Given task
Among the entries that follow, tally the lines with the string "aholi". Give no more than the number.
● ● ● ● ● ● ●
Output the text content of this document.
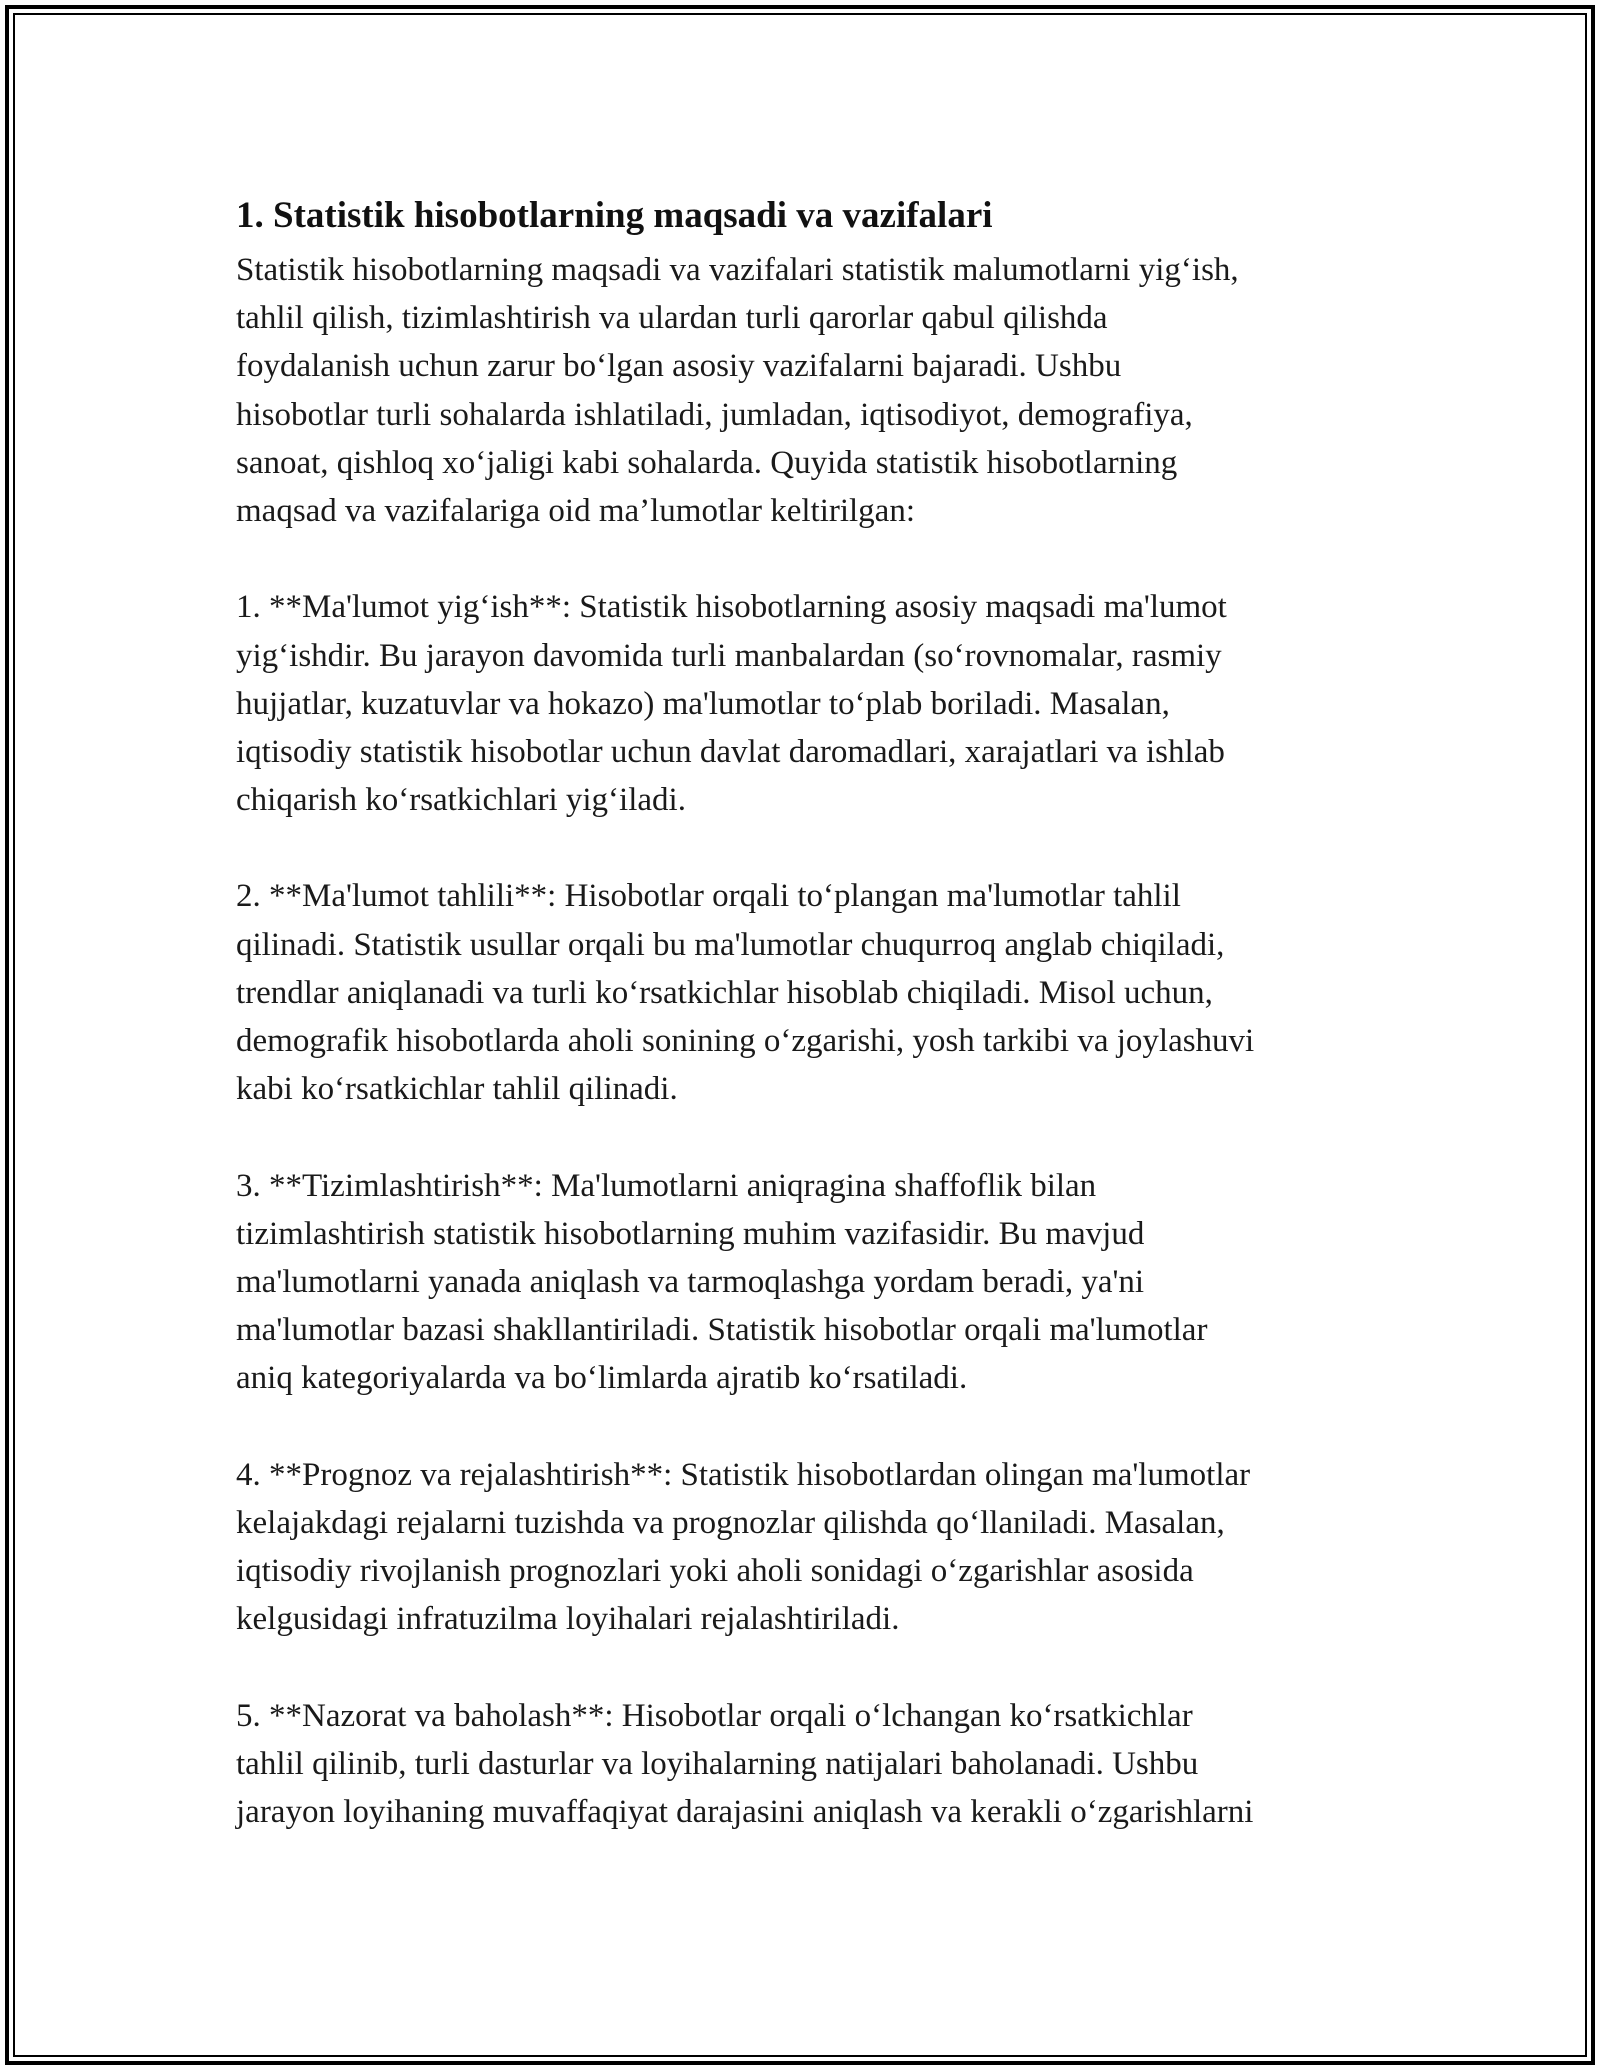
1. Statistik hisobotlarning maqsadi va vazifalari
Statistik hisobotlarning maqsadi va vazifalari statistik malumotlarni yig‘ish,
tahlil qilish, tizimlashtirish va ulardan turli qarorlar qabul qilishda
foydalanish uchun zarur bo‘lgan asosiy vazifalarni bajaradi. Ushbu
hisobotlar turli sohalarda ishlatiladi, jumladan, iqtisodiyot, demografiya,
sanoat, qishloq xo‘jaligi kabi sohalarda. Quyida statistik hisobotlarning
maqsad va vazifalariga oid ma’lumotlar keltirilgan:
1. **Ma'lumot yig‘ish**: Statistik hisobotlarning asosiy maqsadi ma'lumot
yig‘ishdir. Bu jarayon davomida turli manbalardan (so‘rovnomalar, rasmiy
hujjatlar, kuzatuvlar va hokazo) ma'lumotlar to‘plab boriladi. Masalan,
iqtisodiy statistik hisobotlar uchun davlat daromadlari, xarajatlari va ishlab
chiqarish ko‘rsatkichlari yig‘iladi.
2. **Ma'lumot tahlili**: Hisobotlar orqali to‘plangan ma'lumotlar tahlil
qilinadi. Statistik usullar orqali bu ma'lumotlar chuqurroq anglab chiqiladi,
trendlar aniqlanadi va turli ko‘rsatkichlar hisoblab chiqiladi. Misol uchun,
demografik hisobotlarda aholi sonining o‘zgarishi, yosh tarkibi va joylashuvi
kabi ko‘rsatkichlar tahlil qilinadi.
3. **Tizimlashtirish**: Ma'lumotlarni aniqragina shaffoflik bilan
tizimlashtirish statistik hisobotlarning muhim vazifasidir. Bu mavjud
ma'lumotlarni yanada aniqlash va tarmoqlashga yordam beradi, ya'ni
ma'lumotlar bazasi shakllantiriladi. Statistik hisobotlar orqali ma'lumotlar
aniq kategoriyalarda va bo‘limlarda ajratib ko‘rsatiladi.
4. **Prognoz va rejalashtirish**: Statistik hisobotlardan olingan ma'lumotlar
kelajakdagi rejalarni tuzishda va prognozlar qilishda qo‘llaniladi. Masalan,
iqtisodiy rivojlanish prognozlari yoki aholi sonidagi o‘zgarishlar asosida
kelgusidagi infratuzilma loyihalari rejalashtiriladi.
5. **Nazorat va baholash**: Hisobotlar orqali o‘lchangan ko‘rsatkichlar
tahlil qilinib, turli dasturlar va loyihalarning natijalari baholanadi. Ushbu
jarayon loyihaning muvaffaqiyat darajasini aniqlash va kerakli o‘zgarishlarni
● ● ● ● ● ● ●
Written response
2